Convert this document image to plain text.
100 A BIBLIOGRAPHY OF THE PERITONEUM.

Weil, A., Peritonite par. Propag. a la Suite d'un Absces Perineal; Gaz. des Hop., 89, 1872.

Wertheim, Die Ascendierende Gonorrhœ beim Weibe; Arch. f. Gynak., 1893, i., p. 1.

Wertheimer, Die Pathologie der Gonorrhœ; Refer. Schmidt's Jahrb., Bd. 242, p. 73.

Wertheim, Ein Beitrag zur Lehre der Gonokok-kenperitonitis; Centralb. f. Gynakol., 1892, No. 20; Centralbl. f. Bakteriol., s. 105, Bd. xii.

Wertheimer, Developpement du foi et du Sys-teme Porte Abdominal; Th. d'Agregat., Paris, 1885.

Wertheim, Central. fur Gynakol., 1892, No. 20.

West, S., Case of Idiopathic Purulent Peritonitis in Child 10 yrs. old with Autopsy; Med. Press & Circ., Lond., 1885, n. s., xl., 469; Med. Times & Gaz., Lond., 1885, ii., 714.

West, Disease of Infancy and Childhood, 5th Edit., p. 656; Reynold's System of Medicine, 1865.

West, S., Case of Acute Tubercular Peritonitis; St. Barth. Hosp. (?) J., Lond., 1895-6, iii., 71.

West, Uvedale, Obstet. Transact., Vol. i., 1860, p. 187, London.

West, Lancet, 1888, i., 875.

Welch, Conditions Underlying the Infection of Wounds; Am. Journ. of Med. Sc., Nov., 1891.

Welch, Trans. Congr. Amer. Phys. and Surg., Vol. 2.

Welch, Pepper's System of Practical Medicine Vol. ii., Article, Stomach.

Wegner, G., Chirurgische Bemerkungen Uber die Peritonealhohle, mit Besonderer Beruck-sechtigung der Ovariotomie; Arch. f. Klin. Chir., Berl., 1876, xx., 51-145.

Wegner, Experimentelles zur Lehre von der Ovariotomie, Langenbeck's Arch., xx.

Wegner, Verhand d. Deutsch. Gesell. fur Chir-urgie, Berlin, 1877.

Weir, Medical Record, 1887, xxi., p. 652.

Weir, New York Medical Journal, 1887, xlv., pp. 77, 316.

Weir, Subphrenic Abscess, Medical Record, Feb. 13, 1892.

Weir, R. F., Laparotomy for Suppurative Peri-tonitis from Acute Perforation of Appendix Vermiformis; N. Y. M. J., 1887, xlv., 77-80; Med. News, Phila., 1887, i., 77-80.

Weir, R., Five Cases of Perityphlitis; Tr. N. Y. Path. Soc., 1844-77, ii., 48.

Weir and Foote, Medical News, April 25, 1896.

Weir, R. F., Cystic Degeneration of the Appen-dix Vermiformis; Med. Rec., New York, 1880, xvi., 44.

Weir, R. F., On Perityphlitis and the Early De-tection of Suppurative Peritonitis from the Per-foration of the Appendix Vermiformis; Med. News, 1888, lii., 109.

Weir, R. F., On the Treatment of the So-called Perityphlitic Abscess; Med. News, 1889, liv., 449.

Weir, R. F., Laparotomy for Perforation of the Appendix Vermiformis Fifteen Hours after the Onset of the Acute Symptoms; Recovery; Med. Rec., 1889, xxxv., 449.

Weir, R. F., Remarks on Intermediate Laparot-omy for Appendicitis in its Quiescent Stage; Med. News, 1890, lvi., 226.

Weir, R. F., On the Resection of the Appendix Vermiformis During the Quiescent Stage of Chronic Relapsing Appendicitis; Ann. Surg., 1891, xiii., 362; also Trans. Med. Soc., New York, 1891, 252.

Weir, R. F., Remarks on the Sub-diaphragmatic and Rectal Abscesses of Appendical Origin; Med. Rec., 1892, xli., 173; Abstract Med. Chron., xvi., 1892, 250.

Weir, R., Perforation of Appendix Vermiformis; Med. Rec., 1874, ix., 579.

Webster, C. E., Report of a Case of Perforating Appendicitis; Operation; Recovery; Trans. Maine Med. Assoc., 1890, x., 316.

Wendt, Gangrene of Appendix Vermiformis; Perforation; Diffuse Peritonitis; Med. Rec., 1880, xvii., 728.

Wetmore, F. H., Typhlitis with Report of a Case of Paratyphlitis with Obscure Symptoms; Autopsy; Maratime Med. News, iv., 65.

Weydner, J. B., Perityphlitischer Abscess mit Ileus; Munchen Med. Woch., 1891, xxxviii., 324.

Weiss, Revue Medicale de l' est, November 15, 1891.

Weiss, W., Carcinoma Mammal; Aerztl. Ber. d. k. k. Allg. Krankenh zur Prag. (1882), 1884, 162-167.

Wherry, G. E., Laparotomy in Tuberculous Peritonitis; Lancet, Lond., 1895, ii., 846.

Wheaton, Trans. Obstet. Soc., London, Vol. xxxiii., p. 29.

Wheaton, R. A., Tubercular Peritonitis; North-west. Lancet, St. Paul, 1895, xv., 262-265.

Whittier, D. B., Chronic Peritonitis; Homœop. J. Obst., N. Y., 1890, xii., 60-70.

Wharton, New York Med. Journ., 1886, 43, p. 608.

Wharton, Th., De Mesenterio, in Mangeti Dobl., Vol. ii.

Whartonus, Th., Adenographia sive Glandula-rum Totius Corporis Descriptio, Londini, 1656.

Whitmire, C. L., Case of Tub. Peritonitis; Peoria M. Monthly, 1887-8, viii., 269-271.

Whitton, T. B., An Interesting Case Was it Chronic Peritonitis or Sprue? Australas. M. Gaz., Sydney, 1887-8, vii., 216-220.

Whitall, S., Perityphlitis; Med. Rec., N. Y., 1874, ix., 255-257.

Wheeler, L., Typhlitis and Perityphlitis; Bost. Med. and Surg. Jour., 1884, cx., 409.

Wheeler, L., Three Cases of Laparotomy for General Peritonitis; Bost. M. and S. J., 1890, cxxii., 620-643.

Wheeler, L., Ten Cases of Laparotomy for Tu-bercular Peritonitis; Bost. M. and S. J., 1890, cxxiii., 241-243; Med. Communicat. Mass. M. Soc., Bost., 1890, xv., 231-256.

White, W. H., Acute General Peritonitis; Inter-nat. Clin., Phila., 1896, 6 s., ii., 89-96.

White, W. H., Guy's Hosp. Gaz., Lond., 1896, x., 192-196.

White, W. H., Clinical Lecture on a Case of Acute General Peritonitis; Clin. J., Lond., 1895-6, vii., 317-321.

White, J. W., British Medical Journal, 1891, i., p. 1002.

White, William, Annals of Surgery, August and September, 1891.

**********

» What is asked: Count the lines that hold the string "Welch", and reply with that number alone.

» Result for this task: 3